» **WORK INSTRUCTIONS**: Go through the records below line by line. Count the lines with "type" and give the count alone.

» **AVAILABLE DATA**:
# # # # # # #
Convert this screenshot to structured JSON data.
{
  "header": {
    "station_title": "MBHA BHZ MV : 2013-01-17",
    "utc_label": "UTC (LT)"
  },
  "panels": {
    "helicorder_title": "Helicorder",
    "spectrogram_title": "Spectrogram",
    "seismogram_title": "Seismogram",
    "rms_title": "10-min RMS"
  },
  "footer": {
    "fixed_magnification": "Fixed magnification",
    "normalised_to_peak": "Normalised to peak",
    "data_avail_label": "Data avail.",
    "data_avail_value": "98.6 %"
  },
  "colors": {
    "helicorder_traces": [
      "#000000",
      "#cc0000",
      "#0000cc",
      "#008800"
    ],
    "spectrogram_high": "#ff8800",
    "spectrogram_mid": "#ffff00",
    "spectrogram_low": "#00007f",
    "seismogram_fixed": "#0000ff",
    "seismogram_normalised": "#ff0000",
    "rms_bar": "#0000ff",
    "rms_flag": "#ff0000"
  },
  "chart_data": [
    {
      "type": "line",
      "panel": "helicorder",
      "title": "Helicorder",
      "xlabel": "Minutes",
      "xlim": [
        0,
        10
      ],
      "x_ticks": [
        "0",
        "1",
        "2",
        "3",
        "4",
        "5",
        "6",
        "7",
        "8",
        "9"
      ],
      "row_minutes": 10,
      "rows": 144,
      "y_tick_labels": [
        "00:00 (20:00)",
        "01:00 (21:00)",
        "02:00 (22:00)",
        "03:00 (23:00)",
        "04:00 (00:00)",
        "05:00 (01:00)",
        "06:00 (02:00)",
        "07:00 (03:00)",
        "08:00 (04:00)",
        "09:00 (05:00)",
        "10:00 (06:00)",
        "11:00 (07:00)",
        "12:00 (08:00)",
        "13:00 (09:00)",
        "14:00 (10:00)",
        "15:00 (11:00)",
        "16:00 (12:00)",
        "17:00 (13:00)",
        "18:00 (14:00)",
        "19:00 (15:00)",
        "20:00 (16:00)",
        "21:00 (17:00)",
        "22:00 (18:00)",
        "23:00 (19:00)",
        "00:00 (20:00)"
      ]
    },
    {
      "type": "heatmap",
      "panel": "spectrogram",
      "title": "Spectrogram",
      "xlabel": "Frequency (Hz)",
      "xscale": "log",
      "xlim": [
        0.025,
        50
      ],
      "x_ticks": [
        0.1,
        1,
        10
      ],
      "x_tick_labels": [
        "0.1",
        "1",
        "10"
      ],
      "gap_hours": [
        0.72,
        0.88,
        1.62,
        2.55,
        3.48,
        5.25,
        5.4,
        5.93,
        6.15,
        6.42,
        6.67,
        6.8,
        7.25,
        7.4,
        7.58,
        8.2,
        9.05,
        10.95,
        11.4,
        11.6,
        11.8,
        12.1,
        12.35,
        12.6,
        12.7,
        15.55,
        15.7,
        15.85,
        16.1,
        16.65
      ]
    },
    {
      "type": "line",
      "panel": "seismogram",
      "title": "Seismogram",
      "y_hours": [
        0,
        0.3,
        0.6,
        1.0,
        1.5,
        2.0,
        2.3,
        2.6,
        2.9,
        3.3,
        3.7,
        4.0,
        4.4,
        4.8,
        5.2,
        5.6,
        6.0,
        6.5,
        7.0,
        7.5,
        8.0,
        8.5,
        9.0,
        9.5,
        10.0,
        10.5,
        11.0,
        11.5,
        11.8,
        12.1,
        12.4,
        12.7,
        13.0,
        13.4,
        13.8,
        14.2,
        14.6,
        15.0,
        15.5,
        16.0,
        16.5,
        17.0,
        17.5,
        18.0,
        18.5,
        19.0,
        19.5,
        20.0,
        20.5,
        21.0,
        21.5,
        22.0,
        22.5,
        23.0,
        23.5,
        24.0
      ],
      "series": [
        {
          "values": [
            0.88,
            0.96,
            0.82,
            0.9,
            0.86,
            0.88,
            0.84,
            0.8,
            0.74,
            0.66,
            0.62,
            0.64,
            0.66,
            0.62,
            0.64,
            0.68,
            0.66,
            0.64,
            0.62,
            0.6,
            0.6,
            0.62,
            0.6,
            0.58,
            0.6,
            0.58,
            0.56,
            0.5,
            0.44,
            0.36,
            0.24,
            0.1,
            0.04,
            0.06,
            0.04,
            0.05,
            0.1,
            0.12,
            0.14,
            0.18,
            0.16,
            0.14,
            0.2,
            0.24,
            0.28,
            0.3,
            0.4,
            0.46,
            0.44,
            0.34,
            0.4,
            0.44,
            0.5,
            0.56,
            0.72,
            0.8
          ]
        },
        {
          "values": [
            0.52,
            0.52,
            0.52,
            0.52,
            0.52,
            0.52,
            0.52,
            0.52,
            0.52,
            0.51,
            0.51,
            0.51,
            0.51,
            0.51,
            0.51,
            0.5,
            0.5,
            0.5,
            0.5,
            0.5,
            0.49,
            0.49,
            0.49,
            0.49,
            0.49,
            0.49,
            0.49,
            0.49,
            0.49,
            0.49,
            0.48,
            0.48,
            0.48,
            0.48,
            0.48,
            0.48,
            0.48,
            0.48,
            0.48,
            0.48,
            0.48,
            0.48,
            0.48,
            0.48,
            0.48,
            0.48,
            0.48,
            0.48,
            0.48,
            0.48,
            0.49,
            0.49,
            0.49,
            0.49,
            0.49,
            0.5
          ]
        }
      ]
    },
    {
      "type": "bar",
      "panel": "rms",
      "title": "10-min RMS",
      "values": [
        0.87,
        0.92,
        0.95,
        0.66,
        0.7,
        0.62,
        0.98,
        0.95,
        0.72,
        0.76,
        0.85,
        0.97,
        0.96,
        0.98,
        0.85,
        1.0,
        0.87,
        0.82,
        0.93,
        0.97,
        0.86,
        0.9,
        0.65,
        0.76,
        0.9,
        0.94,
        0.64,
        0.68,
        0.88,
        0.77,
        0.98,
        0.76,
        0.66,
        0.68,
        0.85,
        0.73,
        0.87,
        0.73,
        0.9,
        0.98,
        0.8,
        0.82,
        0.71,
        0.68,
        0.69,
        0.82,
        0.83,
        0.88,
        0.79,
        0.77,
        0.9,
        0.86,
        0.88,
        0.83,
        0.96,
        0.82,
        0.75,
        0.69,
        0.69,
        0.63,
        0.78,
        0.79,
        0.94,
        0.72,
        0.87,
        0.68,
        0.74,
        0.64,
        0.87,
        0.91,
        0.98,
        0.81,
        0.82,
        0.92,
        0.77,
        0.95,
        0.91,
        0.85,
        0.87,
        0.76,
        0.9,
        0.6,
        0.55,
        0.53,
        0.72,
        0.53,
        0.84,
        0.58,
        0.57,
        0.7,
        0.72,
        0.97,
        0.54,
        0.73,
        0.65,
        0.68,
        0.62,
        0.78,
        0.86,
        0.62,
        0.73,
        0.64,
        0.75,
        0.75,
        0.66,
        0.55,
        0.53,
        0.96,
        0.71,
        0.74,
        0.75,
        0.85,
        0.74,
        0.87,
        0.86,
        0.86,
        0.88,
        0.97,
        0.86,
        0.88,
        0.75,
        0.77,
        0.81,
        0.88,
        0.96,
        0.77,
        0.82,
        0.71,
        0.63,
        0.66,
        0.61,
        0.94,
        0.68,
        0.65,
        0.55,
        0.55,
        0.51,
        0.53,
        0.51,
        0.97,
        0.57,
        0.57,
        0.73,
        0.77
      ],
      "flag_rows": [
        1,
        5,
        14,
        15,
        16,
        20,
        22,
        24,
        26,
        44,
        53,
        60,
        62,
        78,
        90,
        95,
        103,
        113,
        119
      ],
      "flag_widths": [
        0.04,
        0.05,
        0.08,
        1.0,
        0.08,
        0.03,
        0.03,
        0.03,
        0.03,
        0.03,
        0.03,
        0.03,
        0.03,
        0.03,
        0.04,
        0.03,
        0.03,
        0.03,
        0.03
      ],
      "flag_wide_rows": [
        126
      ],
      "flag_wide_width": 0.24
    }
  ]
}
# # # # # # #
» **SOLUTION TO THE PROBLEM**: 4